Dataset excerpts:
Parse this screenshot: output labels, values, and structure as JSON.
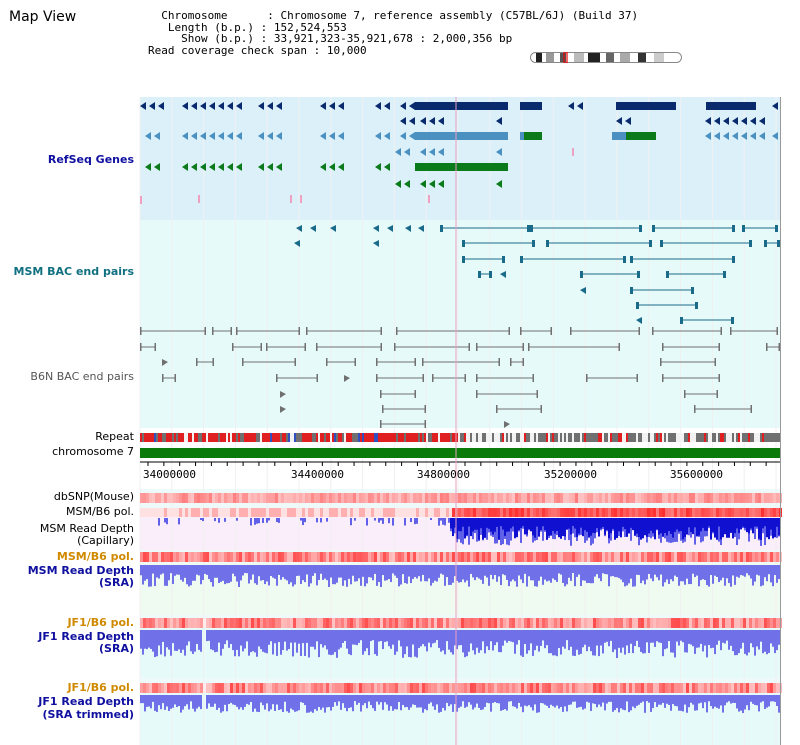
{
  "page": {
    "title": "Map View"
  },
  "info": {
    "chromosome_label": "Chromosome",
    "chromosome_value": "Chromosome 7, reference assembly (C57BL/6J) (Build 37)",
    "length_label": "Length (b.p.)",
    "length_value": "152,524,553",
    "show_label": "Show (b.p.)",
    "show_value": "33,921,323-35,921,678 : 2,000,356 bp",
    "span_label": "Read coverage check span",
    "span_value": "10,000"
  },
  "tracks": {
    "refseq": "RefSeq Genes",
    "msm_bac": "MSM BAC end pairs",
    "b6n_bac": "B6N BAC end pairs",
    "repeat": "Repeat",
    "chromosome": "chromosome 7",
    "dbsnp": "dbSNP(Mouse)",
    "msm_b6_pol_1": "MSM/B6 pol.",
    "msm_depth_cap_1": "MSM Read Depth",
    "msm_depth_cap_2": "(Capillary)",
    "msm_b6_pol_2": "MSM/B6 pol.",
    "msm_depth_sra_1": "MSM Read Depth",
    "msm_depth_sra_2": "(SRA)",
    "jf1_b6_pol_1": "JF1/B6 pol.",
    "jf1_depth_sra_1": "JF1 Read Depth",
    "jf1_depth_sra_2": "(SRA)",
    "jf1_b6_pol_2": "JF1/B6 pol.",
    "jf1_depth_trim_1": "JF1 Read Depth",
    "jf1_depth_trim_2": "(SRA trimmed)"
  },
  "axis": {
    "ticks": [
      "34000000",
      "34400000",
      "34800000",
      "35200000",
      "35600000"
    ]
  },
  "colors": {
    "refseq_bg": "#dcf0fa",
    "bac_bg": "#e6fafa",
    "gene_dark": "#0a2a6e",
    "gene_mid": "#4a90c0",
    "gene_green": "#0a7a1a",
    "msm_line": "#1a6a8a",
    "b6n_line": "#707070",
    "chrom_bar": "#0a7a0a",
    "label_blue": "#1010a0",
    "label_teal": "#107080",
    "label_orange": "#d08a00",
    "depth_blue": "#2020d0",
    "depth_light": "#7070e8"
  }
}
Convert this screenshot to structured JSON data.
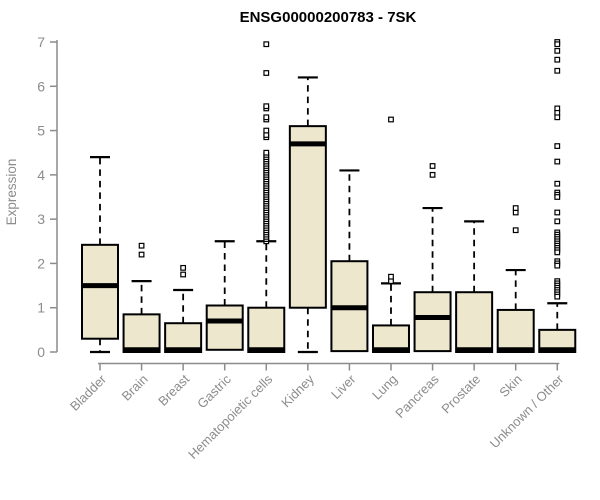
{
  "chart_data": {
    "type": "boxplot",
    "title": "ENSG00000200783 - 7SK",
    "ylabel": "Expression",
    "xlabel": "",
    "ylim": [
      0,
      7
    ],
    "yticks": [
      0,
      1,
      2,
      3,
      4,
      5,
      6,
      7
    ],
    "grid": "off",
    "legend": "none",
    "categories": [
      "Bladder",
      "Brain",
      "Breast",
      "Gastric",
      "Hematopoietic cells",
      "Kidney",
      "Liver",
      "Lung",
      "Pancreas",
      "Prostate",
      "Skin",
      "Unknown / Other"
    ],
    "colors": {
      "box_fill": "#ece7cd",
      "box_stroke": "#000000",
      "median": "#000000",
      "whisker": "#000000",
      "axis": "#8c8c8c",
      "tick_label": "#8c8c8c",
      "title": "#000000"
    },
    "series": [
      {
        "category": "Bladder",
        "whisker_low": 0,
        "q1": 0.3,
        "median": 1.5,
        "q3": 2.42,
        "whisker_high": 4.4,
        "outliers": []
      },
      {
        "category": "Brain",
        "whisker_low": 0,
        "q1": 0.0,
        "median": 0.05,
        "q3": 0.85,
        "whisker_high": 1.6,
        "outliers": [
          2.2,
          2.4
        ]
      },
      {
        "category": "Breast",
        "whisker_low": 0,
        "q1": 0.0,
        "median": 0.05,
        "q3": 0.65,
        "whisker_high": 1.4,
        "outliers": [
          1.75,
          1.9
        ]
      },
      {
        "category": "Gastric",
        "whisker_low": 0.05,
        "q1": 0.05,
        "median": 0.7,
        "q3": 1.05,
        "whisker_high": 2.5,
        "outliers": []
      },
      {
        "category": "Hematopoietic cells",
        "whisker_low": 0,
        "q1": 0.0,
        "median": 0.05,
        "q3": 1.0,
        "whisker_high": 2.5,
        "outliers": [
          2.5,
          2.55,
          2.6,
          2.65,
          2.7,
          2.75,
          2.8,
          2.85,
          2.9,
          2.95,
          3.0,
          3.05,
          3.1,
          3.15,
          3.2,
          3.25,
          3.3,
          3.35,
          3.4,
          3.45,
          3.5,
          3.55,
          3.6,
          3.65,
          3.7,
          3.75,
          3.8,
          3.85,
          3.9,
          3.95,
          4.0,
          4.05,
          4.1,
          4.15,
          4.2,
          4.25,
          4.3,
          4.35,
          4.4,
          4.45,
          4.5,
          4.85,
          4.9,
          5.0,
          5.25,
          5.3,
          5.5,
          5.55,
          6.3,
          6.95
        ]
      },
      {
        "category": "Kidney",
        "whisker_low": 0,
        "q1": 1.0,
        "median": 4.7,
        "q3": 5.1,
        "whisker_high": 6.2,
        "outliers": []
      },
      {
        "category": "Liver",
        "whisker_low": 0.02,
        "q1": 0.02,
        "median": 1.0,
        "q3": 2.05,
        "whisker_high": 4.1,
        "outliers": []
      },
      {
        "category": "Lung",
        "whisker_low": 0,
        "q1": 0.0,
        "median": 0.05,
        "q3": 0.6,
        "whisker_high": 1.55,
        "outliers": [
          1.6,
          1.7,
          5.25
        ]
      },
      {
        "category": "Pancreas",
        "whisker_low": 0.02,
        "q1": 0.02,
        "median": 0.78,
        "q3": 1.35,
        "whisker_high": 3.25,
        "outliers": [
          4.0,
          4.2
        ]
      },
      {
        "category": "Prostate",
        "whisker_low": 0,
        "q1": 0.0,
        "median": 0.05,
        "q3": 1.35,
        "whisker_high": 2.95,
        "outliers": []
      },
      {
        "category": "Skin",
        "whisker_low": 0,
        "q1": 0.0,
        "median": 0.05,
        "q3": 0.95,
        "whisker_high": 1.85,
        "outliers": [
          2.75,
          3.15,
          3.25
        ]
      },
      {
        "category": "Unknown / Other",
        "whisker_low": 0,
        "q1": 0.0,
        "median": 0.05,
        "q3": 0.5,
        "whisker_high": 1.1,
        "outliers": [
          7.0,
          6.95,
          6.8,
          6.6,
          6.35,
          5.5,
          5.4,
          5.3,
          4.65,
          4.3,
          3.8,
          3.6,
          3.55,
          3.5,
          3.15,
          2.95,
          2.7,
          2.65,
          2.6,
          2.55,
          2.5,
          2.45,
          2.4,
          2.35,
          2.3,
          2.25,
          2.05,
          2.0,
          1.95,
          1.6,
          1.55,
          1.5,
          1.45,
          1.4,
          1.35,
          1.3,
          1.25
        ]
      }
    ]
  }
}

TASK PROMPT: Give solely the number of lines in the data that contain the string "title".

ANSWER: 3